Aim — Repeat the records in full and exactly, omitting pictures.

Recorded data —
-------

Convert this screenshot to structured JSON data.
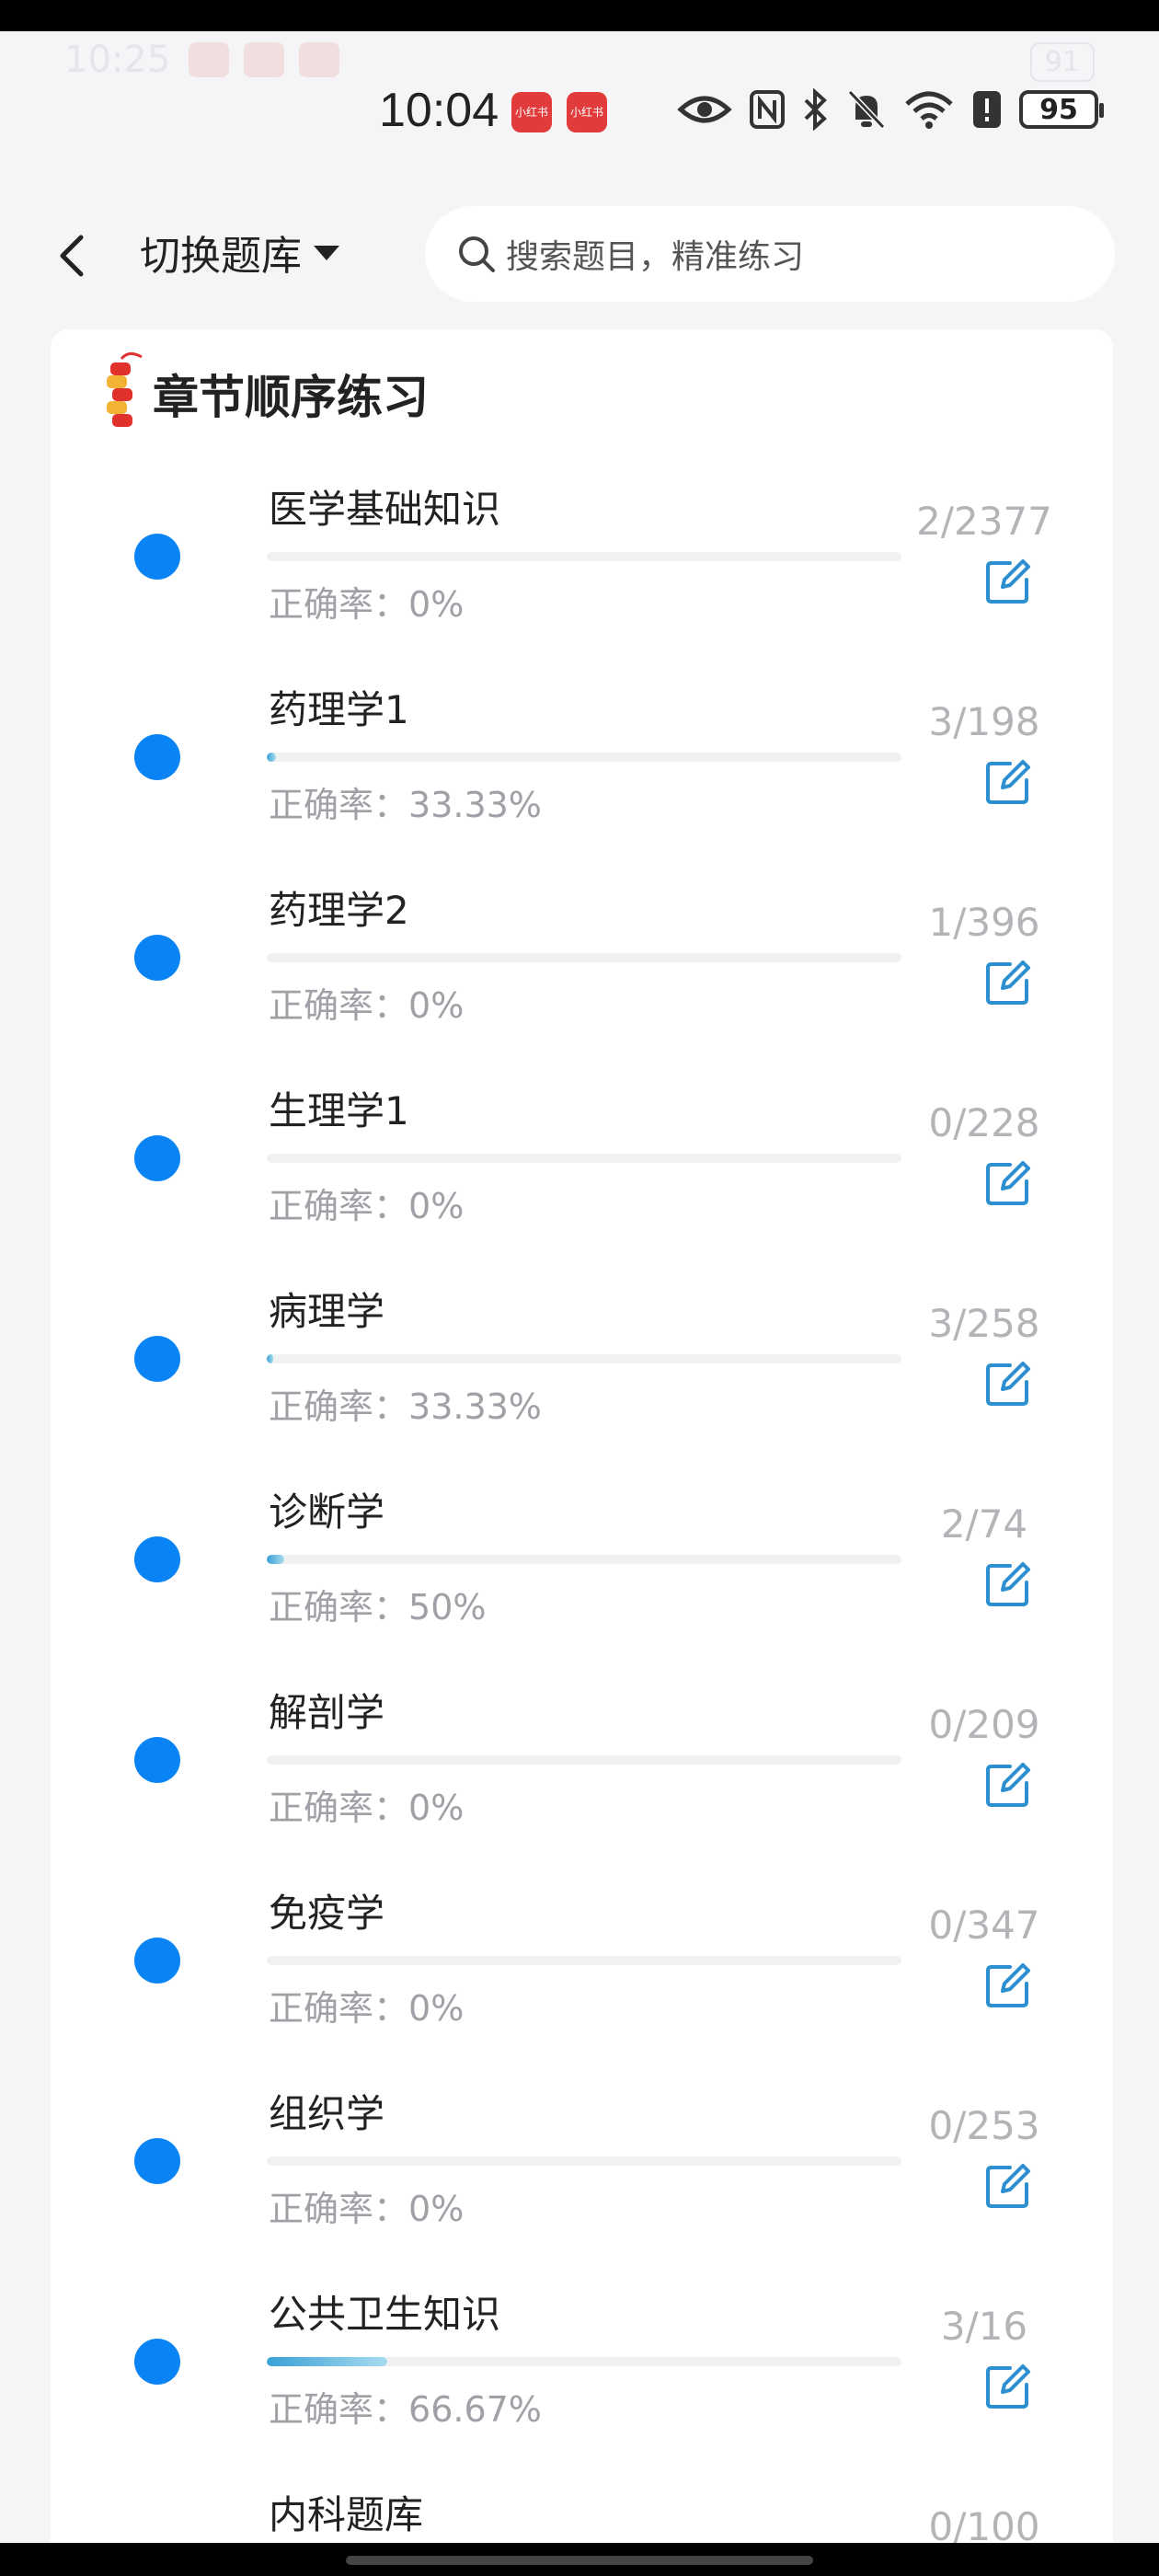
{
  "status": {
    "time": "10:04",
    "battery": "95",
    "ghost_time": "10:25",
    "ghost_battery": "91",
    "app_badge_label": "小红书"
  },
  "nav": {
    "switch_label": "切换题库",
    "search_placeholder": "搜索题目，精准练习"
  },
  "section": {
    "title": "章节顺序练习"
  },
  "accuracy_prefix": "正确率：",
  "chapters": [
    {
      "name": "医学基础知识",
      "accuracy": "0%",
      "count": "2/2377",
      "progress": 0.0
    },
    {
      "name": "药理学1",
      "accuracy": "33.33%",
      "count": "3/198",
      "progress": 0.015
    },
    {
      "name": "药理学2",
      "accuracy": "0%",
      "count": "1/396",
      "progress": 0.0
    },
    {
      "name": "生理学1",
      "accuracy": "0%",
      "count": "0/228",
      "progress": 0.0
    },
    {
      "name": "病理学",
      "accuracy": "33.33%",
      "count": "3/258",
      "progress": 0.01
    },
    {
      "name": "诊断学",
      "accuracy": "50%",
      "count": "2/74",
      "progress": 0.027
    },
    {
      "name": "解剖学",
      "accuracy": "0%",
      "count": "0/209",
      "progress": 0.0
    },
    {
      "name": "免疫学",
      "accuracy": "0%",
      "count": "0/347",
      "progress": 0.0
    },
    {
      "name": "组织学",
      "accuracy": "0%",
      "count": "0/253",
      "progress": 0.0
    },
    {
      "name": "公共卫生知识",
      "accuracy": "66.67%",
      "count": "3/16",
      "progress": 0.19
    },
    {
      "name": "内科题库",
      "accuracy": "",
      "count": "0/100",
      "progress": 0.0
    }
  ],
  "colors": {
    "accent_blue": "#0a84f5",
    "progress_fill": "#3aa0d6",
    "edit_icon": "#2b8fd0"
  },
  "icons": [
    "back-arrow-icon",
    "caret-down-icon",
    "search-icon",
    "firecracker-icon",
    "edit-icon",
    "eye-icon",
    "nfc-icon",
    "bluetooth-icon",
    "bell-off-icon",
    "wifi-icon",
    "battery-icon"
  ]
}
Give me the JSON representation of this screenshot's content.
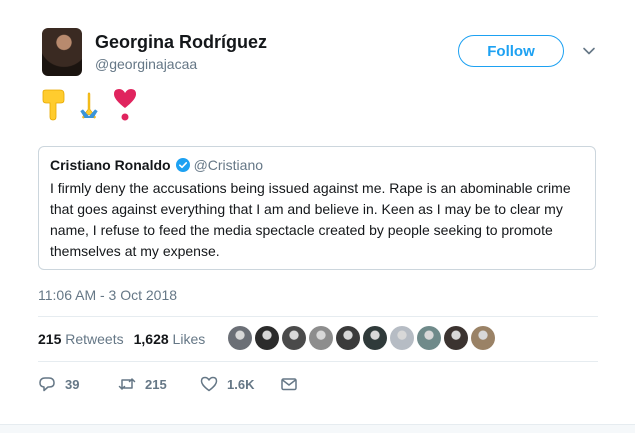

-------

Worked solution —
Convert this screenshot to structured JSON data.
{
  "status": {
    "time": "10:04",
    "battery": "95",
    "ghost_time": "10:25",
    "ghost_battery": "91",
    "app_badge_label": "小红书"
  },
  "nav": {
    "switch_label": "切换题库",
    "search_placeholder": "搜索题目，精准练习"
  },
  "section": {
    "title": "章节顺序练习"
  },
  "accuracy_prefix": "正确率：",
  "chapters": [
    {
      "name": "医学基础知识",
      "accuracy": "0%",
      "count": "2/2377",
      "progress": 0.0
    },
    {
      "name": "药理学1",
      "accuracy": "33.33%",
      "count": "3/198",
      "progress": 0.015
    },
    {
      "name": "药理学2",
      "accuracy": "0%",
      "count": "1/396",
      "progress": 0.0
    },
    {
      "name": "生理学1",
      "accuracy": "0%",
      "count": "0/228",
      "progress": 0.0
    },
    {
      "name": "病理学",
      "accuracy": "33.33%",
      "count": "3/258",
      "progress": 0.01
    },
    {
      "name": "诊断学",
      "accuracy": "50%",
      "count": "2/74",
      "progress": 0.027
    },
    {
      "name": "解剖学",
      "accuracy": "0%",
      "count": "0/209",
      "progress": 0.0
    },
    {
      "name": "免疫学",
      "accuracy": "0%",
      "count": "0/347",
      "progress": 0.0
    },
    {
      "name": "组织学",
      "accuracy": "0%",
      "count": "0/253",
      "progress": 0.0
    },
    {
      "name": "公共卫生知识",
      "accuracy": "66.67%",
      "count": "3/16",
      "progress": 0.19
    },
    {
      "name": "内科题库",
      "accuracy": "",
      "count": "0/100",
      "progress": 0.0
    }
  ],
  "colors": {
    "accent_blue": "#0a84f5",
    "progress_fill": "#3aa0d6",
    "edit_icon": "#2b8fd0"
  },
  "icons": [
    "back-arrow-icon",
    "caret-down-icon",
    "search-icon",
    "firecracker-icon",
    "edit-icon",
    "eye-icon",
    "nfc-icon",
    "bluetooth-icon",
    "bell-off-icon",
    "wifi-icon",
    "battery-icon"
  ]
}
Give me the JSON representation of this screenshot's content.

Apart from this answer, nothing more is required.